═════ Given data

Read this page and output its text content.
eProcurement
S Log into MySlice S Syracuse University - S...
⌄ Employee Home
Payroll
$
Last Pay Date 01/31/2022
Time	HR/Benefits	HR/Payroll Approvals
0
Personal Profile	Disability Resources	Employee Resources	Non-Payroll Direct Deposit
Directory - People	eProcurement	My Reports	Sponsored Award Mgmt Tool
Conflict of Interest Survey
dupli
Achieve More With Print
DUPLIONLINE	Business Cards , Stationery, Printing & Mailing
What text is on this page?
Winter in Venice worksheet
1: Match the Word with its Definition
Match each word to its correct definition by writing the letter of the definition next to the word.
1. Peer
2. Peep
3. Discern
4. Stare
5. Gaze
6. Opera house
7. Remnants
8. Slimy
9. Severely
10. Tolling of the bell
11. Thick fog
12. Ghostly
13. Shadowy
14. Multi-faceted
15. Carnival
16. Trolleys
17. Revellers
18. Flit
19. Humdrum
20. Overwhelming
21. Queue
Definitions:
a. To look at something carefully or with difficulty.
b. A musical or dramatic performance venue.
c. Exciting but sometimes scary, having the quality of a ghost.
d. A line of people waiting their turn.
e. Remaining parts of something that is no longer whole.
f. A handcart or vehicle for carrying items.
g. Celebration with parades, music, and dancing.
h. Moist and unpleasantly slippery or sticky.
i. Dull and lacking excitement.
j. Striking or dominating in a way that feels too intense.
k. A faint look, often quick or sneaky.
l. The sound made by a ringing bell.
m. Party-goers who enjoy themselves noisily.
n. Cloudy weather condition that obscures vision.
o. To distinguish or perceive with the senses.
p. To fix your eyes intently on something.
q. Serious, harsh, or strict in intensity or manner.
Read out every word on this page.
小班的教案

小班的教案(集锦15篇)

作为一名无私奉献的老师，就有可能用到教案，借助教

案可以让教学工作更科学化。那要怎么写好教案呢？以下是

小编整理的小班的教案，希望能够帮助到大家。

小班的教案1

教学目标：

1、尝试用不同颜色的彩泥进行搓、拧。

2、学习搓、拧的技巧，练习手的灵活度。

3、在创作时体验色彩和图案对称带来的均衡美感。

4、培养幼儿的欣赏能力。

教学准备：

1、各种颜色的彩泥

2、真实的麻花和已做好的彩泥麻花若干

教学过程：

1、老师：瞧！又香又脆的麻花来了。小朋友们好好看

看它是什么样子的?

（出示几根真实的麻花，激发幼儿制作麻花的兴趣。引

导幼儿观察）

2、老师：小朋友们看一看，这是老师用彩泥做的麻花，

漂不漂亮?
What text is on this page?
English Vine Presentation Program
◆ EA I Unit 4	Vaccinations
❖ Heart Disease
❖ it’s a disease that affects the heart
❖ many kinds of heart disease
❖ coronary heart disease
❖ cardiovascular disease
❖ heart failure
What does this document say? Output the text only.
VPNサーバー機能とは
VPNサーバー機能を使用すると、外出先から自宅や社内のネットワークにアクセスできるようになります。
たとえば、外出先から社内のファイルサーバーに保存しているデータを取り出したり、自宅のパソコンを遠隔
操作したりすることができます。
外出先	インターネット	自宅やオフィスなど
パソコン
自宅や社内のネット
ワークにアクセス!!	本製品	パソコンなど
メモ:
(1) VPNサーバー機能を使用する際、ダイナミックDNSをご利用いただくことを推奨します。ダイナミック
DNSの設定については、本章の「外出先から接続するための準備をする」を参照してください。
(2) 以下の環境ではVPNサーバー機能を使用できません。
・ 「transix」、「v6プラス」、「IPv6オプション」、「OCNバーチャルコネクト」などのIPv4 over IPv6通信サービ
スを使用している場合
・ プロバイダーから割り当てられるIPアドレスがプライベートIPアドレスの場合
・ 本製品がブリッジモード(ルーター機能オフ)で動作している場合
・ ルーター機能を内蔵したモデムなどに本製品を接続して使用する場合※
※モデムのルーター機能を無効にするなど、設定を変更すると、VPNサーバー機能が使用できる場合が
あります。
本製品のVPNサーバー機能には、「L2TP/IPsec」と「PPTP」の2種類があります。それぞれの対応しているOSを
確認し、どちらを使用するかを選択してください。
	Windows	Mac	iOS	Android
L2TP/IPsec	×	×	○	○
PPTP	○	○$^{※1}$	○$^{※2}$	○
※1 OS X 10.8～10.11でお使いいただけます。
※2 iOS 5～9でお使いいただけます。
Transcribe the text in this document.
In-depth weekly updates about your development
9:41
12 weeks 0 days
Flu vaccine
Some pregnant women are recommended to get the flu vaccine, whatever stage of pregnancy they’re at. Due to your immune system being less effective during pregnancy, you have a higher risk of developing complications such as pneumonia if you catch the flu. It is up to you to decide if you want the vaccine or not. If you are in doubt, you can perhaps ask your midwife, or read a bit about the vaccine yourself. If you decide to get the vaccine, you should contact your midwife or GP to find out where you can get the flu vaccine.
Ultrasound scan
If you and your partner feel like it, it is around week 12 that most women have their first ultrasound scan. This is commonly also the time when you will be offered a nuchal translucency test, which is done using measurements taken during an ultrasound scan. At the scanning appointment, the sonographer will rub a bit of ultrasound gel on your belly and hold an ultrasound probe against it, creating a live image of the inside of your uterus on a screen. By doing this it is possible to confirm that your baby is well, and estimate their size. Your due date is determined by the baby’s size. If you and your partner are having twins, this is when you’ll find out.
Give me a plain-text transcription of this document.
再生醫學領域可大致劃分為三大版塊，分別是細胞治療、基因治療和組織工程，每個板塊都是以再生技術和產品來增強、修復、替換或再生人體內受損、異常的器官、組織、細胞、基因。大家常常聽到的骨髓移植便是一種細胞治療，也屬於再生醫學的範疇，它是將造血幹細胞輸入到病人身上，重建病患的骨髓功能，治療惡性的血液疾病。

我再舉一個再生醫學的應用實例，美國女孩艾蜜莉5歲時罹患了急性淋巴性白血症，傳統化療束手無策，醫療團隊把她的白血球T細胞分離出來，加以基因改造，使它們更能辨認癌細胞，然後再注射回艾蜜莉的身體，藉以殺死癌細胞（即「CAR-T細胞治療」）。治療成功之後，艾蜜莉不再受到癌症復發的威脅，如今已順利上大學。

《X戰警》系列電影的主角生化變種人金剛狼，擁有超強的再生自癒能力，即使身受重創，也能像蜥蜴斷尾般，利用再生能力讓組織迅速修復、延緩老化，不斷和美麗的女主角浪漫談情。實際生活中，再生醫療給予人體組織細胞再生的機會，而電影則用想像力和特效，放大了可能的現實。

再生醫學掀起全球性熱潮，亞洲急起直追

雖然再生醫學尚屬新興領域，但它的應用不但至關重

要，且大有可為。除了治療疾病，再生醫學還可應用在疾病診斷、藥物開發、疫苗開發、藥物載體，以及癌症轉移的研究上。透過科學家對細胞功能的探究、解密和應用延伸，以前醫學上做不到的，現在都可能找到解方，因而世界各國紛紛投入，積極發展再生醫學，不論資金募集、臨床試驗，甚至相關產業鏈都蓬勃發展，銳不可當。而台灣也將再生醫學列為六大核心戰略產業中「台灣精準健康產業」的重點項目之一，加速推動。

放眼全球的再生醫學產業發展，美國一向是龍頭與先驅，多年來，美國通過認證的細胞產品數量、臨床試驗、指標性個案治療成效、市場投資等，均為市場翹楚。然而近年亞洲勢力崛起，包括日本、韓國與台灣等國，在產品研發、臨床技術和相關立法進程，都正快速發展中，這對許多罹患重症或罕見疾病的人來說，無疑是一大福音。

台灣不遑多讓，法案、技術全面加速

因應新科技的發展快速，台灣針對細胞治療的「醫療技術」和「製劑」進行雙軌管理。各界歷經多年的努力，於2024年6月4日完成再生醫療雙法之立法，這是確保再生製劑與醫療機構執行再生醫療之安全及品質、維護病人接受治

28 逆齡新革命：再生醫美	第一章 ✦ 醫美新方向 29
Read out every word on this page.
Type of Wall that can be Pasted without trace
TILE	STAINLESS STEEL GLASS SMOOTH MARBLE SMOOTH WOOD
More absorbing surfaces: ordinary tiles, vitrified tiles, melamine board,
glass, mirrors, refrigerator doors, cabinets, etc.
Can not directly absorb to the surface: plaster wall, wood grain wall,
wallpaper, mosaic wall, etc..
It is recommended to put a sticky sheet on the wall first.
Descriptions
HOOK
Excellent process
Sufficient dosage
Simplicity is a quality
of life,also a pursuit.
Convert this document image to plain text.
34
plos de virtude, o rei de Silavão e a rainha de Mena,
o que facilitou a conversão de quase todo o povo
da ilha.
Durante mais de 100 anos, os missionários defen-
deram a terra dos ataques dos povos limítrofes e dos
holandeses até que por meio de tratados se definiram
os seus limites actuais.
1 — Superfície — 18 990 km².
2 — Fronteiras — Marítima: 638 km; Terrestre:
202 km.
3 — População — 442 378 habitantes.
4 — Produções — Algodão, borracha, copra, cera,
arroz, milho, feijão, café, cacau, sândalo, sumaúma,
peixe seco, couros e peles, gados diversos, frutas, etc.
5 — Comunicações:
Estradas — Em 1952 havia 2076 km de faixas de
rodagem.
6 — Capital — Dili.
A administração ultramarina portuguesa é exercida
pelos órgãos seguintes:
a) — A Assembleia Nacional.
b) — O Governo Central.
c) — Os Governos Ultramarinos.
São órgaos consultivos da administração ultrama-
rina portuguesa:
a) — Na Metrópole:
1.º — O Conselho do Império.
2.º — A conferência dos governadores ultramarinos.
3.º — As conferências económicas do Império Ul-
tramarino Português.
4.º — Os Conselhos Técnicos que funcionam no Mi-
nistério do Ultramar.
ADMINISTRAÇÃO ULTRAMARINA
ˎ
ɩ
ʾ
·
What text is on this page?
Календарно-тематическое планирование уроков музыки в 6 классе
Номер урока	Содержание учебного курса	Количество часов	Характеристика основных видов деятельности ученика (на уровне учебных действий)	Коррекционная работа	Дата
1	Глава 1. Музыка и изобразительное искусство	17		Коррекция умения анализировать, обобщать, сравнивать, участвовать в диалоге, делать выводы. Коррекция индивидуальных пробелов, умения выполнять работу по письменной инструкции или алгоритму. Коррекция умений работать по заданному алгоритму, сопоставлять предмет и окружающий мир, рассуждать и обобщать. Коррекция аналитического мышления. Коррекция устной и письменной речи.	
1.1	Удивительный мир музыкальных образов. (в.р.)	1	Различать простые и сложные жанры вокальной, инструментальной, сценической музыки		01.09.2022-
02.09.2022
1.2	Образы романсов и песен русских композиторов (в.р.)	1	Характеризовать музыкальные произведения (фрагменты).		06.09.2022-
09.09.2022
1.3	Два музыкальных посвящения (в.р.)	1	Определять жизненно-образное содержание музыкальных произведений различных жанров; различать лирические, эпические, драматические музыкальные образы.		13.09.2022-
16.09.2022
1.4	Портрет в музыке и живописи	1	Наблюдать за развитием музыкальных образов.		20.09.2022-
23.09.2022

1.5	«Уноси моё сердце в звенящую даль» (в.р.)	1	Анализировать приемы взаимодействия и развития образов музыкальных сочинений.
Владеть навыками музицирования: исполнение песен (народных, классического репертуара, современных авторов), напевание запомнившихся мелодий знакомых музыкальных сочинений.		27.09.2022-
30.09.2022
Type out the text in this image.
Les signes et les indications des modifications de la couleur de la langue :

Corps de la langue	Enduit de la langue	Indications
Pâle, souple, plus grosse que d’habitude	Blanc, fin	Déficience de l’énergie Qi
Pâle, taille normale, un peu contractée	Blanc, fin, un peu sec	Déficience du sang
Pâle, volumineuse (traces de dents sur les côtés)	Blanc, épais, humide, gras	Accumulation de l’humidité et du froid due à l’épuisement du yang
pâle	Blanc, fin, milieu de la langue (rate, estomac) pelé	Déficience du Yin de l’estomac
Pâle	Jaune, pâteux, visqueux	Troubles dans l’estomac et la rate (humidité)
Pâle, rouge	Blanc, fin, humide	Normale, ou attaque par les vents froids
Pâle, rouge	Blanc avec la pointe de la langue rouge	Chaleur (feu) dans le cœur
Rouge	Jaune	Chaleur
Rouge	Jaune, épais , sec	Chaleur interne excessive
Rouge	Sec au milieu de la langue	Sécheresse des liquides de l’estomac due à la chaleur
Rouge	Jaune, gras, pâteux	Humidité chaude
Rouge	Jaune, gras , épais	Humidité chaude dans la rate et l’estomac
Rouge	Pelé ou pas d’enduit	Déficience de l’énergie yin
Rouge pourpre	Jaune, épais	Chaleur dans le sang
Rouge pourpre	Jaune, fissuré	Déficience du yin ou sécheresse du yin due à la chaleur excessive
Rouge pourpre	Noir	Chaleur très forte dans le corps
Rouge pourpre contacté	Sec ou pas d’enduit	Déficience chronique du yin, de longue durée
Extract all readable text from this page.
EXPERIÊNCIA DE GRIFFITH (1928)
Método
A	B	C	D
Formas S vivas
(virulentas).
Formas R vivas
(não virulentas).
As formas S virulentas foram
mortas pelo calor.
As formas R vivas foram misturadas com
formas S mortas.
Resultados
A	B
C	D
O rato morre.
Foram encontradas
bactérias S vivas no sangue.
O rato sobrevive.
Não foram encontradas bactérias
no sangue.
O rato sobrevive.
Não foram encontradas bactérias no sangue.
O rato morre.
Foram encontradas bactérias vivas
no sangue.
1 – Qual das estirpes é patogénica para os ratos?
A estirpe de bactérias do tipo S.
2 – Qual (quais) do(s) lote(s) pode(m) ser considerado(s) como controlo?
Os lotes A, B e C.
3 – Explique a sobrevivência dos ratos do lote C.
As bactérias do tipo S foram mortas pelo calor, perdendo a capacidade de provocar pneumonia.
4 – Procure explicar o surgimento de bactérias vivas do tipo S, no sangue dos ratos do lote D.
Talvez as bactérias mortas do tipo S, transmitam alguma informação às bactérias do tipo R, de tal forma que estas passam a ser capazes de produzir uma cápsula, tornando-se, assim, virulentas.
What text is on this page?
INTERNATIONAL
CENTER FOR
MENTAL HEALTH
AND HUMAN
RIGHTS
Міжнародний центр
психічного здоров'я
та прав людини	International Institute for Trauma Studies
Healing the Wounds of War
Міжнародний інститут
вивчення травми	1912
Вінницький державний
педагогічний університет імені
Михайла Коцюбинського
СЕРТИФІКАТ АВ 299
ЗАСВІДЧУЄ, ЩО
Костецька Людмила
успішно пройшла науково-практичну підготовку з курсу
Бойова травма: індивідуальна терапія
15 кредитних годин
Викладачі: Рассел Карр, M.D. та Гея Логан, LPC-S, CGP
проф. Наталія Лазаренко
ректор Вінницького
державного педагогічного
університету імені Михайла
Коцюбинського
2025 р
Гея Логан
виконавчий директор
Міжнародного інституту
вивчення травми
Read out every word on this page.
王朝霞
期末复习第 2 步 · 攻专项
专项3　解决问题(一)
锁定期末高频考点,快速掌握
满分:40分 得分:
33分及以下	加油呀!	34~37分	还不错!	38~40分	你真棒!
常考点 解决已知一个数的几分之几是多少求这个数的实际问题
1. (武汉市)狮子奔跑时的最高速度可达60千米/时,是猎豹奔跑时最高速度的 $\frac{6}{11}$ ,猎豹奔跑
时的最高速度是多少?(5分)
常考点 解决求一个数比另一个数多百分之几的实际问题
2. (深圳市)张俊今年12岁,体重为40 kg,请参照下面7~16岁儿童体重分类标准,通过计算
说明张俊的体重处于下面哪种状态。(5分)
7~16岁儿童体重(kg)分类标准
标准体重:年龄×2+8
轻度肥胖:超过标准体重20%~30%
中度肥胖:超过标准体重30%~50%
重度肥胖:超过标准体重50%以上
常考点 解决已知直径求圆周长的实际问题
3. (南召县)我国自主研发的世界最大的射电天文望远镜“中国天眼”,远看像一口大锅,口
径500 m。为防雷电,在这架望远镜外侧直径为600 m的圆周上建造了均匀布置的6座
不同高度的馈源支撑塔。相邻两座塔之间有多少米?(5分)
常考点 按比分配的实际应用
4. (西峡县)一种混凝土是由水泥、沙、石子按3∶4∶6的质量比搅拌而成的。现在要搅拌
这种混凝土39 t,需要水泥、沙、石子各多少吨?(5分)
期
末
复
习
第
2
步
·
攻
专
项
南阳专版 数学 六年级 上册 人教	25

══════════

Work required:
Select all lines with the word "Коцюбинського" from the entries above.

The completed task:
Михайла Коцюбинського
Коцюбинського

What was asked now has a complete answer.